▶ _Required task_: All records must be quoted exactly. Omit the pictures.

▶ _Data entries_:

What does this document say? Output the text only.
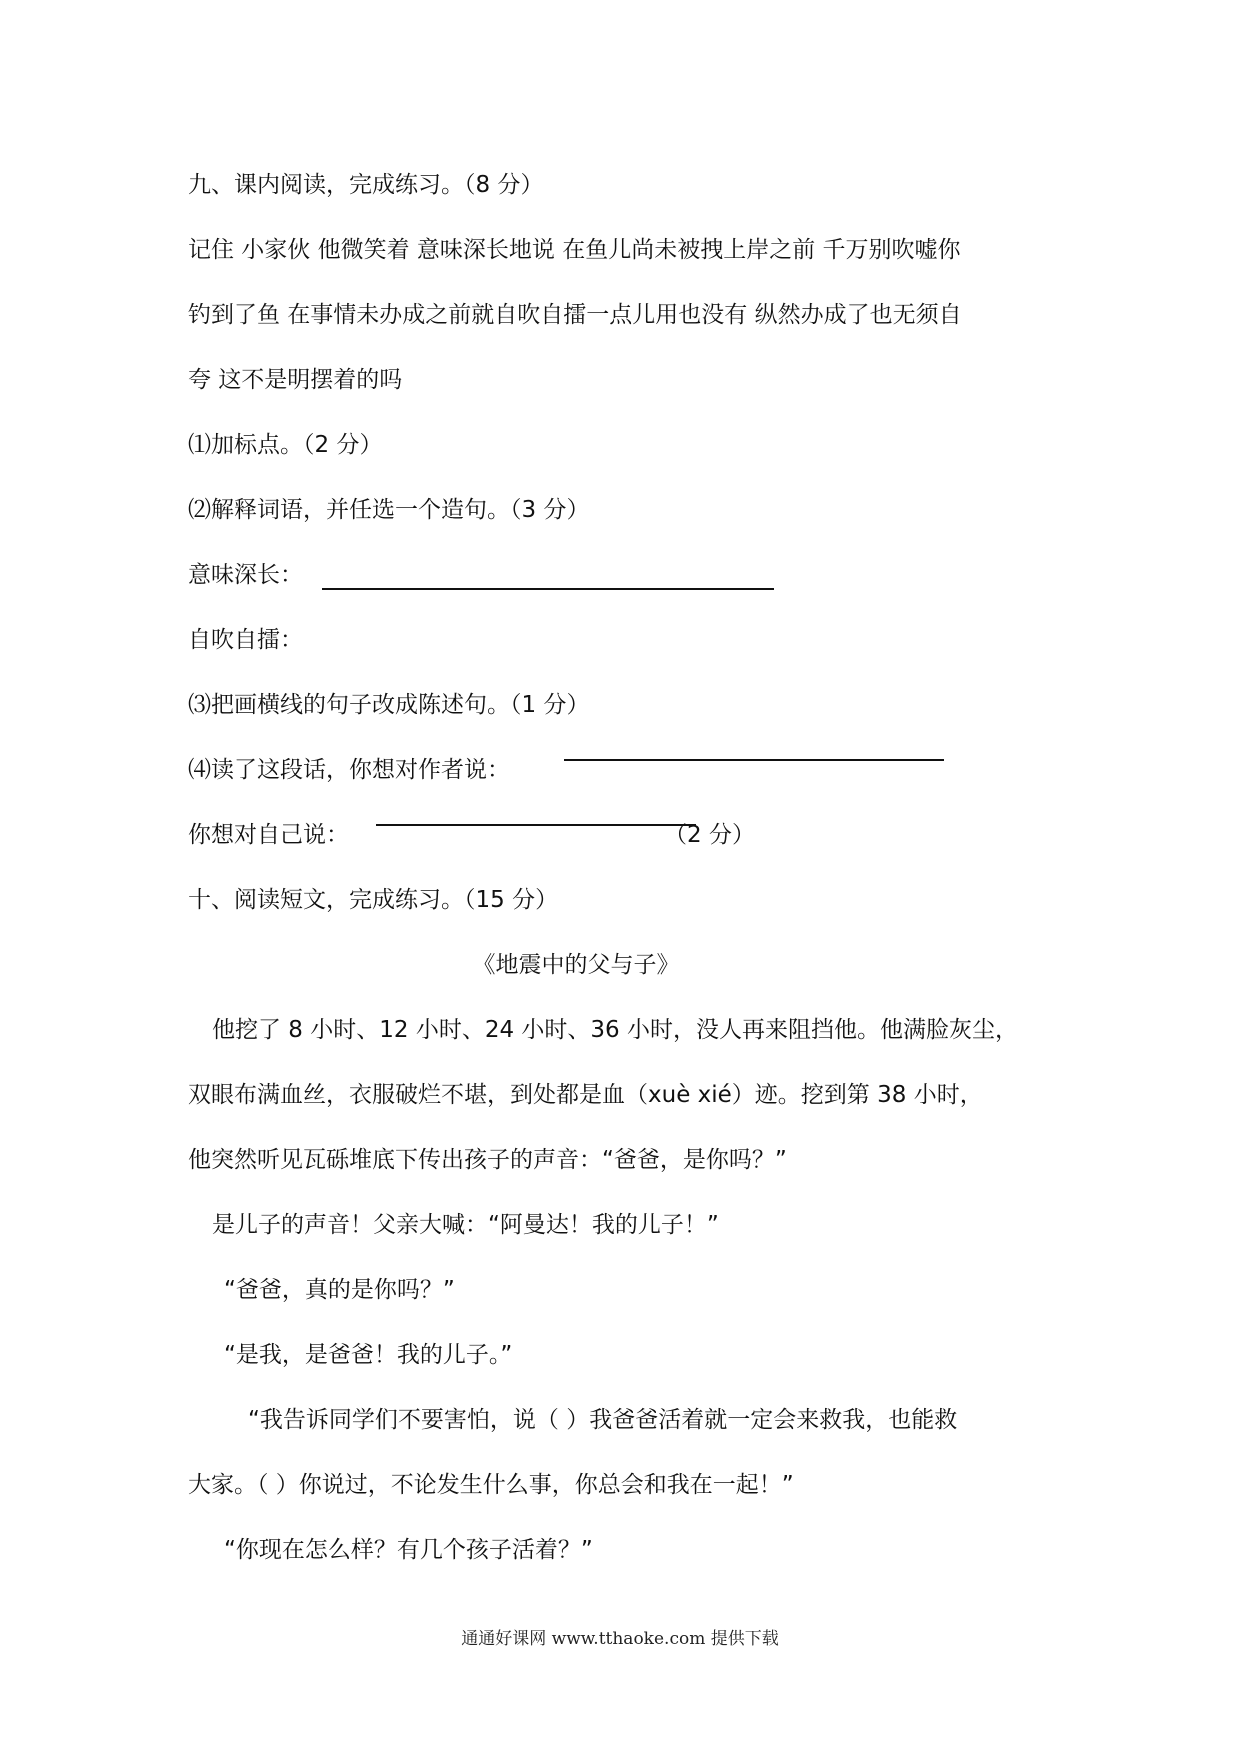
九、课内阅读，完成练习。（8 分）
记住 小家伙 他微笑着 意味深长地说 在鱼儿尚未被拽上岸之前 千万别吹嘘你
钓到了鱼 在事情未办成之前就自吹自擂一点儿用也没有 纵然办成了也无须自
夸 这不是明摆着的吗
⑴加标点。（2 分）
⑵解释词语，并任选一个造句。（3 分）
意味深长：
自吹自擂：
⑶把画横线的句子改成陈述句。（1 分）
⑷读了这段话，你想对作者说：
你想对自己说：	（2 分）
十、阅读短文，完成练习。（15 分）
《地震中的父与子》
他挖了 8 小时、12 小时、24 小时、36 小时，没人再来阻挡他。他满脸灰尘，
双眼布满血丝，衣服破烂不堪，到处都是血（xuè xié）迹。挖到第 38 小时，
他突然听见瓦砾堆底下传出孩子的声音：“爸爸，是你吗？”
是儿子的声音！父亲大喊：“阿曼达！我的儿子！”
“爸爸，真的是你吗？”
“是我，是爸爸！我的儿子。”
“我告诉同学们不要害怕，说（ ）我爸爸活着就一定会来救我，也能救
大家。（ ）你说过，不论发生什么事，你总会和我在一起！”
“你现在怎么样？有几个孩子活着？”
通通好课网 www.tthaoke.com 提供下载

▶ _Answer to the exercise_:
What does this document say? Output the text only.
九、课内阅读，完成练习。（8 分）
记住 小家伙 他微笑着 意味深长地说 在鱼儿尚未被拽上岸之前 千万别吹嘘你
钓到了鱼 在事情未办成之前就自吹自擂一点儿用也没有 纵然办成了也无须自
夸 这不是明摆着的吗
⑴加标点。（2 分）
⑵解释词语，并任选一个造句。（3 分）
意味深长：
自吹自擂：
⑶把画横线的句子改成陈述句。（1 分）
⑷读了这段话，你想对作者说：
你想对自己说：	（2 分）
十、阅读短文，完成练习。（15 分）
《地震中的父与子》
他挖了 8 小时、12 小时、24 小时、36 小时，没人再来阻挡他。他满脸灰尘，
双眼布满血丝，衣服破烂不堪，到处都是血（xuè xié）迹。挖到第 38 小时，
他突然听见瓦砾堆底下传出孩子的声音：“爸爸，是你吗？”
是儿子的声音！父亲大喊：“阿曼达！我的儿子！”
“爸爸，真的是你吗？”
“是我，是爸爸！我的儿子。”
“我告诉同学们不要害怕，说（ ）我爸爸活着就一定会来救我，也能救
大家。（ ）你说过，不论发生什么事，你总会和我在一起！”
“你现在怎么样？有几个孩子活着？”
通通好课网 www.tthaoke.com 提供下载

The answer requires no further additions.